[Source records]

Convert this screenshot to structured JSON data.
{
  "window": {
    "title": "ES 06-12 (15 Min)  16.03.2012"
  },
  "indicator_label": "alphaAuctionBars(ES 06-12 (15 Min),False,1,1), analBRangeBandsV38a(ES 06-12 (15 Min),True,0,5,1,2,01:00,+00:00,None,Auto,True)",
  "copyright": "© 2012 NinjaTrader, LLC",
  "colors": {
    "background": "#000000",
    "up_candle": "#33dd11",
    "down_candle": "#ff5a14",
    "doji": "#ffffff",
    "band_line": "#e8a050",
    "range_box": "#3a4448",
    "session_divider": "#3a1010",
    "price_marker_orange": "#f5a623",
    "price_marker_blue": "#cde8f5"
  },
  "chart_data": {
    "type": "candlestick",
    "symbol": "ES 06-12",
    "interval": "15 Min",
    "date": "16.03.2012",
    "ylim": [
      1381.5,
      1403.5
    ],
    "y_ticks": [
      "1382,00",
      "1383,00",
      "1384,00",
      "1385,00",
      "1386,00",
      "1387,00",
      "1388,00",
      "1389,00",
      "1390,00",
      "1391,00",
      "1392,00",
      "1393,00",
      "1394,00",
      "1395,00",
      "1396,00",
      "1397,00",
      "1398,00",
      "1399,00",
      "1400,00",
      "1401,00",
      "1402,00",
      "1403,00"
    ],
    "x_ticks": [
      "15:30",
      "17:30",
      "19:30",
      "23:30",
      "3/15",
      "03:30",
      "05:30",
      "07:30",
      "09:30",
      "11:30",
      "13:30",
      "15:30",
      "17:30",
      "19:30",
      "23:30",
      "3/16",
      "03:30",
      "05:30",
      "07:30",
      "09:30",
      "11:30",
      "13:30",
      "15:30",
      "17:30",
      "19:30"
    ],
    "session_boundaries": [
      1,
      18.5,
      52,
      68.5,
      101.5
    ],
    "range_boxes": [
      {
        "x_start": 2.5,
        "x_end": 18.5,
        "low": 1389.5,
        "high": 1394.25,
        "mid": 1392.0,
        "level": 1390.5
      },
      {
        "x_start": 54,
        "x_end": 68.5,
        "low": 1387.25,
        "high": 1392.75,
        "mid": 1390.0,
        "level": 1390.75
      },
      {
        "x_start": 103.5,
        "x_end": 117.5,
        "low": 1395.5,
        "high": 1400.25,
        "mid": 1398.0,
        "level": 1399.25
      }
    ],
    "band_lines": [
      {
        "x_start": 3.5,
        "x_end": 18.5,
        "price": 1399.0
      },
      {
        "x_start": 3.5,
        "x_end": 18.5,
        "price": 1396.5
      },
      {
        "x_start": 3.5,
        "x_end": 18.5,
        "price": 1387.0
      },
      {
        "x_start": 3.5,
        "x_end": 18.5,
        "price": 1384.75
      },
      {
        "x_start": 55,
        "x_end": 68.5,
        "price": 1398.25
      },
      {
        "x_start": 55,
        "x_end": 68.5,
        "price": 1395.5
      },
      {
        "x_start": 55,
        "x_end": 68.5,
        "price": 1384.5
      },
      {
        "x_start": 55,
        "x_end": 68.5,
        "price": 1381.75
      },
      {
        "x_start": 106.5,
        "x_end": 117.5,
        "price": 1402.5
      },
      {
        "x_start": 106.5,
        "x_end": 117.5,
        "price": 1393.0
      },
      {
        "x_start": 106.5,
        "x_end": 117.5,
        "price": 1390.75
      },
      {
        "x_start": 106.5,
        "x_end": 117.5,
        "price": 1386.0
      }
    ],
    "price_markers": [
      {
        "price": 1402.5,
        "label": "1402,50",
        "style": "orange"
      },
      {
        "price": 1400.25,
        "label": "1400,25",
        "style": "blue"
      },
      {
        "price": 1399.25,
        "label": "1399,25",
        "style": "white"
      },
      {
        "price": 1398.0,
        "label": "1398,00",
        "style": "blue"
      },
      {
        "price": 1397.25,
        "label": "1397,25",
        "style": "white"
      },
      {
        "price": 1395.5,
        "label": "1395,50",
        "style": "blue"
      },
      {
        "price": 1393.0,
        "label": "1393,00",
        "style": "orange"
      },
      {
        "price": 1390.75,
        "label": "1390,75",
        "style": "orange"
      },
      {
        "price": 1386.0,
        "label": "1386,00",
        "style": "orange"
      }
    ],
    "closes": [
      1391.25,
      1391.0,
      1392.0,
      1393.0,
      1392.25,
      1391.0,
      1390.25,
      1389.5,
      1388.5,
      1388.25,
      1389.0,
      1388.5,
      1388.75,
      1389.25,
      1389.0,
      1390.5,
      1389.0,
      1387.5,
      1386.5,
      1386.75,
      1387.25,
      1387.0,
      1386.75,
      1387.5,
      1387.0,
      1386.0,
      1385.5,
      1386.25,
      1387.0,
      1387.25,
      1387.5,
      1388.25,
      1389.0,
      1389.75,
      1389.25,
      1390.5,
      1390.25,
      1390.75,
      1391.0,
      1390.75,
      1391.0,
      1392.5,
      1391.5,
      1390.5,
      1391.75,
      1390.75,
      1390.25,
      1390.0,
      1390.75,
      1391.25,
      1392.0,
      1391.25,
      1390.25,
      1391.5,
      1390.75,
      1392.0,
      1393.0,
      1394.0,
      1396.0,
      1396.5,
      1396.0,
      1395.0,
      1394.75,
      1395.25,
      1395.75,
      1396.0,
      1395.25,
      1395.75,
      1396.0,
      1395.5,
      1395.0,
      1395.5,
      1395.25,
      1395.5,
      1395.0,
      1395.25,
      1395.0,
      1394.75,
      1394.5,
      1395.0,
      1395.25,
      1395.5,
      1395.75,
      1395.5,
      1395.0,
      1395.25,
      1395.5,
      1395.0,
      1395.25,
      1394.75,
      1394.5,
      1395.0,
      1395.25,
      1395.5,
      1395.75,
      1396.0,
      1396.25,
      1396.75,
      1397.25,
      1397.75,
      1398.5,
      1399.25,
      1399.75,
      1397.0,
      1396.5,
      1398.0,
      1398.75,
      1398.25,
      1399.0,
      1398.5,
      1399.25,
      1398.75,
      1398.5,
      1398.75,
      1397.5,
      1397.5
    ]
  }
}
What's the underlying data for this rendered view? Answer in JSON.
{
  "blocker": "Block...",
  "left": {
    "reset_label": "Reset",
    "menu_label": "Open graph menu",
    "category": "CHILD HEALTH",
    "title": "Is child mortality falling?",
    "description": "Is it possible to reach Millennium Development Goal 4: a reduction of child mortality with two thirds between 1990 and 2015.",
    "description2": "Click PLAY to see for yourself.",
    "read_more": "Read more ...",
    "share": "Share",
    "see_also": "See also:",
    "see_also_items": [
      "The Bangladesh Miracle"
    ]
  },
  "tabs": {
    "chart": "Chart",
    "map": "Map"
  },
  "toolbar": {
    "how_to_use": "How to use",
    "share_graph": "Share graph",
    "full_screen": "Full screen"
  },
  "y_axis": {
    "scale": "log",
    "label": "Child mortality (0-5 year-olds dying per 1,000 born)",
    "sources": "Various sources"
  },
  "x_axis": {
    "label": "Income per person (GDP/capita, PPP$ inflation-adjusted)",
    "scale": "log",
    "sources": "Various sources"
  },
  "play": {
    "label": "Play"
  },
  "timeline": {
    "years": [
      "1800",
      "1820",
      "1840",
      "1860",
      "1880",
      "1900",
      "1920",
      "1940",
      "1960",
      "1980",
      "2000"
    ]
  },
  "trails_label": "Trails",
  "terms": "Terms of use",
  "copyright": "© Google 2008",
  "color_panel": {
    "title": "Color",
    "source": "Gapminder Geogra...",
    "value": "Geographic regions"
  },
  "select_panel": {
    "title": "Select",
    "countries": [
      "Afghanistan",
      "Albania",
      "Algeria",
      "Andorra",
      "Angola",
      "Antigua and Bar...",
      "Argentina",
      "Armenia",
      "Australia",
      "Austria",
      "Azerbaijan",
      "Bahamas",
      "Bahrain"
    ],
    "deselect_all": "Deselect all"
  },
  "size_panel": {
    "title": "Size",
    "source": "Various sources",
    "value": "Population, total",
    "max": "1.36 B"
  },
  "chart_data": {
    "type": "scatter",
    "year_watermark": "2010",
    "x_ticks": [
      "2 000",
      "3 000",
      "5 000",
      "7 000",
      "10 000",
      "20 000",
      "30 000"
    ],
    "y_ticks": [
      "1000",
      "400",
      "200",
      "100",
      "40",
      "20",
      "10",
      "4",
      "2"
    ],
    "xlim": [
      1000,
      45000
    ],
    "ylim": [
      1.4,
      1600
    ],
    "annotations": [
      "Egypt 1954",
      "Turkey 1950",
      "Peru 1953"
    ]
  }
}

* TO DO
Check every line of the data above for the string "high", and copy those that have it.

* COMPLETE RESPONSE
        "high": 1394.25,
        "high": 1392.75,
        "high": 1400.25,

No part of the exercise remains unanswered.